● **WHAT YOU SHOULD DO**:
Copy every line of the material below word for word.

● **Stored data entries**:
========
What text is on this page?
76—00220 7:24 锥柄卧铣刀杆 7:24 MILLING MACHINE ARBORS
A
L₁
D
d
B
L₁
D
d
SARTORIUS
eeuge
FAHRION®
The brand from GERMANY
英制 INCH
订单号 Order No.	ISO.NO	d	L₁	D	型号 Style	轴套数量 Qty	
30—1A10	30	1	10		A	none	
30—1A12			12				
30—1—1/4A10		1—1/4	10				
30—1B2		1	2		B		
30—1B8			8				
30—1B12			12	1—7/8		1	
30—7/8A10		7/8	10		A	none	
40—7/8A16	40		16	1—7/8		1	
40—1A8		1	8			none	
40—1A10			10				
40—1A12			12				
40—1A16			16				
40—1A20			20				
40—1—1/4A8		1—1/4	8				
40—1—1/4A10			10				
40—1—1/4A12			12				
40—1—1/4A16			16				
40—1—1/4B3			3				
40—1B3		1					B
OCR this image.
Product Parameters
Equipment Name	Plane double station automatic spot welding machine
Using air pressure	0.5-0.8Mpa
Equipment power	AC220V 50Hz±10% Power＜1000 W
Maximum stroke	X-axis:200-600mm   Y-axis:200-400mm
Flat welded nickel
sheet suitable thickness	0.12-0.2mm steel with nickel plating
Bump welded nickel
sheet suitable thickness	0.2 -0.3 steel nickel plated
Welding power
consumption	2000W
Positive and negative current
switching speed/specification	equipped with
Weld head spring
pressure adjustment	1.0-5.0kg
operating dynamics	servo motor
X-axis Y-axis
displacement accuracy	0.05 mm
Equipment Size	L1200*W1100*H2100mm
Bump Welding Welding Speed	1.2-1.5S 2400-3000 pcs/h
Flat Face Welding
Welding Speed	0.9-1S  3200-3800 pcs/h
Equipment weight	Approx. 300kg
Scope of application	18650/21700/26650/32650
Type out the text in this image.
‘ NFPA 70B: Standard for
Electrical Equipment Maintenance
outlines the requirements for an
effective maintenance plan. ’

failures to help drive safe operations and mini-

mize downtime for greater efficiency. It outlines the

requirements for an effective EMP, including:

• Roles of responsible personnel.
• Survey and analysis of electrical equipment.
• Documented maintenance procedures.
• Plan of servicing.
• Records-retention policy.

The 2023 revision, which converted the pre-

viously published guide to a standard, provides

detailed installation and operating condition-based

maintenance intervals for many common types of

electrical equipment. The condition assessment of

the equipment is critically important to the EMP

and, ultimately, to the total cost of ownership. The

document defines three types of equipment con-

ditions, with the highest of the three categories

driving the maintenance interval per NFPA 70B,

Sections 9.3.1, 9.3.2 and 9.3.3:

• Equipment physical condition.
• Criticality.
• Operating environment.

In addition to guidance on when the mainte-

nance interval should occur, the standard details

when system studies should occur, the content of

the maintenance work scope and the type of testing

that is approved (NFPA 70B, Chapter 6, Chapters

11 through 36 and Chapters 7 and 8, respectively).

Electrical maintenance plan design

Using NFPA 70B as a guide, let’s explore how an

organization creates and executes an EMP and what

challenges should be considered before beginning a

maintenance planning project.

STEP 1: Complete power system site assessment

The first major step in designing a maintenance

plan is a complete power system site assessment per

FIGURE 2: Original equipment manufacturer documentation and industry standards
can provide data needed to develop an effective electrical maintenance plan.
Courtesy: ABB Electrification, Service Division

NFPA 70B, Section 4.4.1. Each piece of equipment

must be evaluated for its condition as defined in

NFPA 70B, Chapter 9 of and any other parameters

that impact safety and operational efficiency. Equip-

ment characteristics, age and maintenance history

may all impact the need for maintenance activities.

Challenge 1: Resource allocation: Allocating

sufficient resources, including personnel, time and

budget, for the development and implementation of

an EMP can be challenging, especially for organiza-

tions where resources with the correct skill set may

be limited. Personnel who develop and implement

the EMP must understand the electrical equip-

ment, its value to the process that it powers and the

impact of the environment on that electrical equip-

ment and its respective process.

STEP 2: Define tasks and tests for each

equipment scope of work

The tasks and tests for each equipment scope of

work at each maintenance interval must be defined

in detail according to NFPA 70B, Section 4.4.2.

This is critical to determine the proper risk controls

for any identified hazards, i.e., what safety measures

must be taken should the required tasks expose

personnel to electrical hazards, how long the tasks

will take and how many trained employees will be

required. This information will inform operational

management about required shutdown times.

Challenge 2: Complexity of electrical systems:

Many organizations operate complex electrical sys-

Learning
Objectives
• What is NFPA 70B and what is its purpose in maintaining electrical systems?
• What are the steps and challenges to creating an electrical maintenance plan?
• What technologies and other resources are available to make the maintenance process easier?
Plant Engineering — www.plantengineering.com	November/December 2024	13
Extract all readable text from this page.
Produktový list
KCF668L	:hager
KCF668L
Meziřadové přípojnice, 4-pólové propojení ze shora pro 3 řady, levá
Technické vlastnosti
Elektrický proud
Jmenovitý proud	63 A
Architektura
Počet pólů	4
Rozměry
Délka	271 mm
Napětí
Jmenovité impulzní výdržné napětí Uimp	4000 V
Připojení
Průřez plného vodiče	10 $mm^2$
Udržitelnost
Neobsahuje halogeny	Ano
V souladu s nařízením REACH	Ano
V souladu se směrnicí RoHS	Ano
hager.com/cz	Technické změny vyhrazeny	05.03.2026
========
● **CORRECT RESULT**:
What text is on this page?
76—00220 7:24 锥柄卧铣刀杆 7:24 MILLING MACHINE ARBORS
A
L₁
D
d
B
L₁
D
d
SARTORIUS
eeuge
FAHRION®
The brand from GERMANY
英制 INCH
订单号 Order No.	ISO.NO	d	L₁	D	型号 Style	轴套数量 Qty	
30—1A10	30	1	10		A	none	
30—1A12			12				
30—1—1/4A10		1—1/4	10				
30—1B2		1	2		B		
30—1B8			8				
30—1B12			12	1—7/8		1	
30—7/8A10		7/8	10		A	none	
40—7/8A16	40		16	1—7/8		1	
40—1A8		1	8			none	
40—1A10			10				
40—1A12			12				
40—1A16			16				
40—1A20			20				
40—1—1/4A8		1—1/4	8				
40—1—1/4A10			10				
40—1—1/4A12			12				
40—1—1/4A16			16				
40—1—1/4B3			3				
40—1B3		1					B
OCR this image.
Product Parameters
Equipment Name	Plane double station automatic spot welding machine
Using air pressure	0.5-0.8Mpa
Equipment power	AC220V 50Hz±10% Power＜1000 W
Maximum stroke	X-axis:200-600mm   Y-axis:200-400mm
Flat welded nickel
sheet suitable thickness	0.12-0.2mm steel with nickel plating
Bump welded nickel
sheet suitable thickness	0.2 -0.3 steel nickel plated
Welding power
consumption	2000W
Positive and negative current
switching speed/specification	equipped with
Weld head spring
pressure adjustment	1.0-5.0kg
operating dynamics	servo motor
X-axis Y-axis
displacement accuracy	0.05 mm
Equipment Size	L1200*W1100*H2100mm
Bump Welding Welding Speed	1.2-1.5S 2400-3000 pcs/h
Flat Face Welding
Welding Speed	0.9-1S  3200-3800 pcs/h
Equipment weight	Approx. 300kg
Scope of application	18650/21700/26650/32650
Type out the text in this image.
‘ NFPA 70B: Standard for
Electrical Equipment Maintenance
outlines the requirements for an
effective maintenance plan. ’

failures to help drive safe operations and mini-

mize downtime for greater efficiency. It outlines the

requirements for an effective EMP, including:

• Roles of responsible personnel.
• Survey and analysis of electrical equipment.
• Documented maintenance procedures.
• Plan of servicing.
• Records-retention policy.

The 2023 revision, which converted the pre-

viously published guide to a standard, provides

detailed installation and operating condition-based

maintenance intervals for many common types of

electrical equipment. The condition assessment of

the equipment is critically important to the EMP

and, ultimately, to the total cost of ownership. The

document defines three types of equipment con-

ditions, with the highest of the three categories

driving the maintenance interval per NFPA 70B,

Sections 9.3.1, 9.3.2 and 9.3.3:

• Equipment physical condition.
• Criticality.
• Operating environment.

In addition to guidance on when the mainte-

nance interval should occur, the standard details

when system studies should occur, the content of

the maintenance work scope and the type of testing

that is approved (NFPA 70B, Chapter 6, Chapters

11 through 36 and Chapters 7 and 8, respectively).

Electrical maintenance plan design

Using NFPA 70B as a guide, let’s explore how an

organization creates and executes an EMP and what

challenges should be considered before beginning a

maintenance planning project.

STEP 1: Complete power system site assessment

The first major step in designing a maintenance

plan is a complete power system site assessment per

FIGURE 2: Original equipment manufacturer documentation and industry standards
can provide data needed to develop an effective electrical maintenance plan.
Courtesy: ABB Electrification, Service Division

NFPA 70B, Section 4.4.1. Each piece of equipment

must be evaluated for its condition as defined in

NFPA 70B, Chapter 9 of and any other parameters

that impact safety and operational efficiency. Equip-

ment characteristics, age and maintenance history

may all impact the need for maintenance activities.

Challenge 1: Resource allocation: Allocating

sufficient resources, including personnel, time and

budget, for the development and implementation of

an EMP can be challenging, especially for organiza-

tions where resources with the correct skill set may

be limited. Personnel who develop and implement

the EMP must understand the electrical equip-

ment, its value to the process that it powers and the

impact of the environment on that electrical equip-

ment and its respective process.

STEP 2: Define tasks and tests for each

equipment scope of work

The tasks and tests for each equipment scope of

work at each maintenance interval must be defined

in detail according to NFPA 70B, Section 4.4.2.

This is critical to determine the proper risk controls

for any identified hazards, i.e., what safety measures

must be taken should the required tasks expose

personnel to electrical hazards, how long the tasks

will take and how many trained employees will be

required. This information will inform operational

management about required shutdown times.

Challenge 2: Complexity of electrical systems:

Many organizations operate complex electrical sys-

Learning
Objectives
• What is NFPA 70B and what is its purpose in maintaining electrical systems?
• What are the steps and challenges to creating an electrical maintenance plan?
• What technologies and other resources are available to make the maintenance process easier?
Plant Engineering — www.plantengineering.com	November/December 2024	13
Extract all readable text from this page.
Produktový list
KCF668L	:hager
KCF668L
Meziřadové přípojnice, 4-pólové propojení ze shora pro 3 řady, levá
Technické vlastnosti
Elektrický proud
Jmenovitý proud	63 A
Architektura
Počet pólů	4
Rozměry
Délka	271 mm
Napětí
Jmenovité impulzní výdržné napětí Uimp	4000 V
Připojení
Průřez plného vodiče	10 $mm^2$
Udržitelnost
Neobsahuje halogeny	Ano
V souladu s nařízením REACH	Ano
V souladu se směrnicí RoHS	Ano
hager.com/cz	Technické změny vyhrazeny	05.03.2026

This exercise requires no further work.